§ **RECORDS FOR PROCESSING**:
+++++

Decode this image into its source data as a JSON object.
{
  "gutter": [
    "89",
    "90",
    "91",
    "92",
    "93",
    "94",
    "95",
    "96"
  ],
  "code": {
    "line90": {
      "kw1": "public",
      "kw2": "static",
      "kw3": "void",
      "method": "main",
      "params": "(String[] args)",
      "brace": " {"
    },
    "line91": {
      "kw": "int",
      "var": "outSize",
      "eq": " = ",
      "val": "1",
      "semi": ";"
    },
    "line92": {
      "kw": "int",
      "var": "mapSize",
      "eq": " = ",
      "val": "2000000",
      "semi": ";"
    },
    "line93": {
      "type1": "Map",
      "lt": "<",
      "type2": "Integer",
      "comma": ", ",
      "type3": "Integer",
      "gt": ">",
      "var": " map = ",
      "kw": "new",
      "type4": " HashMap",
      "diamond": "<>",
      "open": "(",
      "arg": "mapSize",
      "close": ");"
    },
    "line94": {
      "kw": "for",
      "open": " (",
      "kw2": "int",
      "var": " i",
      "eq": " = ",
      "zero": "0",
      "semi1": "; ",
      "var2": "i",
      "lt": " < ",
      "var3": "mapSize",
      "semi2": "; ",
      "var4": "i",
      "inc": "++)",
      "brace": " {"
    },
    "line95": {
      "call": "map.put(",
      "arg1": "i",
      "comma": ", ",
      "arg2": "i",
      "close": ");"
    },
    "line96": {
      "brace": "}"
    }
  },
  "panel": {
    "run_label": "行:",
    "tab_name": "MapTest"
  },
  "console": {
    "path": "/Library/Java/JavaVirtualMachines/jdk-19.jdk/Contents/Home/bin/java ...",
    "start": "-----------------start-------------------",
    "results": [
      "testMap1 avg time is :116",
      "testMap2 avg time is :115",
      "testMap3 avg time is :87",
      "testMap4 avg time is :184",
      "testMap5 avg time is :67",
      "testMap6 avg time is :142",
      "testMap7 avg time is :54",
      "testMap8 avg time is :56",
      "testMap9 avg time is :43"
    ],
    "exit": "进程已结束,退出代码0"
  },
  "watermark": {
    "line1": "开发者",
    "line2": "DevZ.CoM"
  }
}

+++++

Go through the data and return every record exactly.

Decode this image into its source data as a JSON object.
{
  "gutter": [
    "89",
    "90",
    "91",
    "92",
    "93",
    "94",
    "95",
    "96"
  ],
  "code": {
    "line90": {
      "kw1": "public",
      "kw2": "static",
      "kw3": "void",
      "method": "main",
      "params": "(String[] args)",
      "brace": " {"
    },
    "line91": {
      "kw": "int",
      "var": "outSize",
      "eq": " = ",
      "val": "1",
      "semi": ";"
    },
    "line92": {
      "kw": "int",
      "var": "mapSize",
      "eq": " = ",
      "val": "2000000",
      "semi": ";"
    },
    "line93": {
      "type1": "Map",
      "lt": "<",
      "type2": "Integer",
      "comma": ", ",
      "type3": "Integer",
      "gt": ">",
      "var": " map = ",
      "kw": "new",
      "type4": " HashMap",
      "diamond": "<>",
      "open": "(",
      "arg": "mapSize",
      "close": ");"
    },
    "line94": {
      "kw": "for",
      "open": " (",
      "kw2": "int",
      "var": " i",
      "eq": " = ",
      "zero": "0",
      "semi1": "; ",
      "var2": "i",
      "lt": " < ",
      "var3": "mapSize",
      "semi2": "; ",
      "var4": "i",
      "inc": "++)",
      "brace": " {"
    },
    "line95": {
      "call": "map.put(",
      "arg1": "i",
      "comma": ", ",
      "arg2": "i",
      "close": ");"
    },
    "line96": {
      "brace": "}"
    }
  },
  "panel": {
    "run_label": "行:",
    "tab_name": "MapTest"
  },
  "console": {
    "path": "/Library/Java/JavaVirtualMachines/jdk-19.jdk/Contents/Home/bin/java ...",
    "start": "-----------------start-------------------",
    "results": [
      "testMap1 avg time is :116",
      "testMap2 avg time is :115",
      "testMap3 avg time is :87",
      "testMap4 avg time is :184",
      "testMap5 avg time is :67",
      "testMap6 avg time is :142",
      "testMap7 avg time is :54",
      "testMap8 avg time is :56",
      "testMap9 avg time is :43"
    ],
    "exit": "进程已结束,退出代码0"
  },
  "watermark": {
    "line1": "开发者",
    "line2": "DevZ.CoM"
  }
}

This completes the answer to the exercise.